▶ [WHAT YOU HAVE TO DO]:
In the material below, list every line carrying the string "tűzifa".

▶ [PROVIDED MATERIAL]:
>>>>
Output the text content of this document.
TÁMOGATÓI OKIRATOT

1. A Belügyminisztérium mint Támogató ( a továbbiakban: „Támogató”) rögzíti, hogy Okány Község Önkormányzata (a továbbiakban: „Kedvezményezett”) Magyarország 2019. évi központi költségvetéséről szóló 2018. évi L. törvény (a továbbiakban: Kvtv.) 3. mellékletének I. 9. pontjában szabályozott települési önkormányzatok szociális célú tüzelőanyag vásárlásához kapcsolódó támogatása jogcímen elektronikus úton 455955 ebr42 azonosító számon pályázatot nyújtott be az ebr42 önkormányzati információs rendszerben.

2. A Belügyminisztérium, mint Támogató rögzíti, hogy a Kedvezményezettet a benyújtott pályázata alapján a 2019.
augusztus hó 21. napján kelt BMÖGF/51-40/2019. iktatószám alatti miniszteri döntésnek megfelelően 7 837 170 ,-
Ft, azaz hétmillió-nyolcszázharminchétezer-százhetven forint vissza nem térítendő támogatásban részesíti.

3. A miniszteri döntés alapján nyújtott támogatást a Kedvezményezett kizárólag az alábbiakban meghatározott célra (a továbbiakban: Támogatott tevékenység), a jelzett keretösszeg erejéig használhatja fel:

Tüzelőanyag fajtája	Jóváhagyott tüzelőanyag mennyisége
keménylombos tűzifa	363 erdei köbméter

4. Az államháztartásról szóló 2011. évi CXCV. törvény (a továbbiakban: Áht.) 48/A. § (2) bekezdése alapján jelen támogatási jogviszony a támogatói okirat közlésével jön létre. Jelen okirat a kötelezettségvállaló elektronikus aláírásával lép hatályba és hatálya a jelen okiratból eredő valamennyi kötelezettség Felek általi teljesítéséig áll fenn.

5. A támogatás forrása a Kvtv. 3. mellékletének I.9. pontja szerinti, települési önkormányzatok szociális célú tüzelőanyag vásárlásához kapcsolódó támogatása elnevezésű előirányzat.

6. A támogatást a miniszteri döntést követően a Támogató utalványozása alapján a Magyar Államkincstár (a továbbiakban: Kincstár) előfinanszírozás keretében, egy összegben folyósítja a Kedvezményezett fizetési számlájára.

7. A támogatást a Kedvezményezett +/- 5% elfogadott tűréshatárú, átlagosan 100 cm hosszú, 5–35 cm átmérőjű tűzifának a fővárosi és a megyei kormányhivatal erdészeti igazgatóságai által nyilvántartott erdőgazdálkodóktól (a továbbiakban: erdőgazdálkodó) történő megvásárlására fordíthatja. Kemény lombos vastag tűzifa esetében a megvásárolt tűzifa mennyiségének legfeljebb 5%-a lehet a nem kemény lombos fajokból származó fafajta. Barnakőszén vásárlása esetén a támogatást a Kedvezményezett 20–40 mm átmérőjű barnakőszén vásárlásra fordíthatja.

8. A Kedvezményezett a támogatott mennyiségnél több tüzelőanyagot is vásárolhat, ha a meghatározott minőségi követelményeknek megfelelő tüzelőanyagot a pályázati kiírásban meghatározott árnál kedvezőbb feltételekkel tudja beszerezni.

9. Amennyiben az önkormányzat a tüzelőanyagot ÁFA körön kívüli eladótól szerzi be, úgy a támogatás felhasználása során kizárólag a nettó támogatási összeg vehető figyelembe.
<<<<
▶ [RESULT OF THIS EXERCISE]:
keménylombos tűzifa	363 erdei köbméter
7. A támogatást a Kedvezményezett +/- 5% elfogadott tűréshatárú, átlagosan 100 cm hosszú, 5–35 cm átmérőjű tűzifának a fővárosi és a megyei kormányhivatal erdészeti igazgatóságai által nyilvántartott erdőgazdálkodóktól (a továbbiakban: erdőgazdálkodó) történő megvásárlására fordíthatja. Kemény lombos vastag tűzifa esetében a megvásárolt tűzifa mennyiségének legfeljebb 5%-a lehet a nem kemény lombos fajokból származó fafajta. Barnakőszén vásárlása esetén a támogatást a Kedvezményezett 20–40 mm átmérőjű barnakőszén vásárlásra fordíthatja.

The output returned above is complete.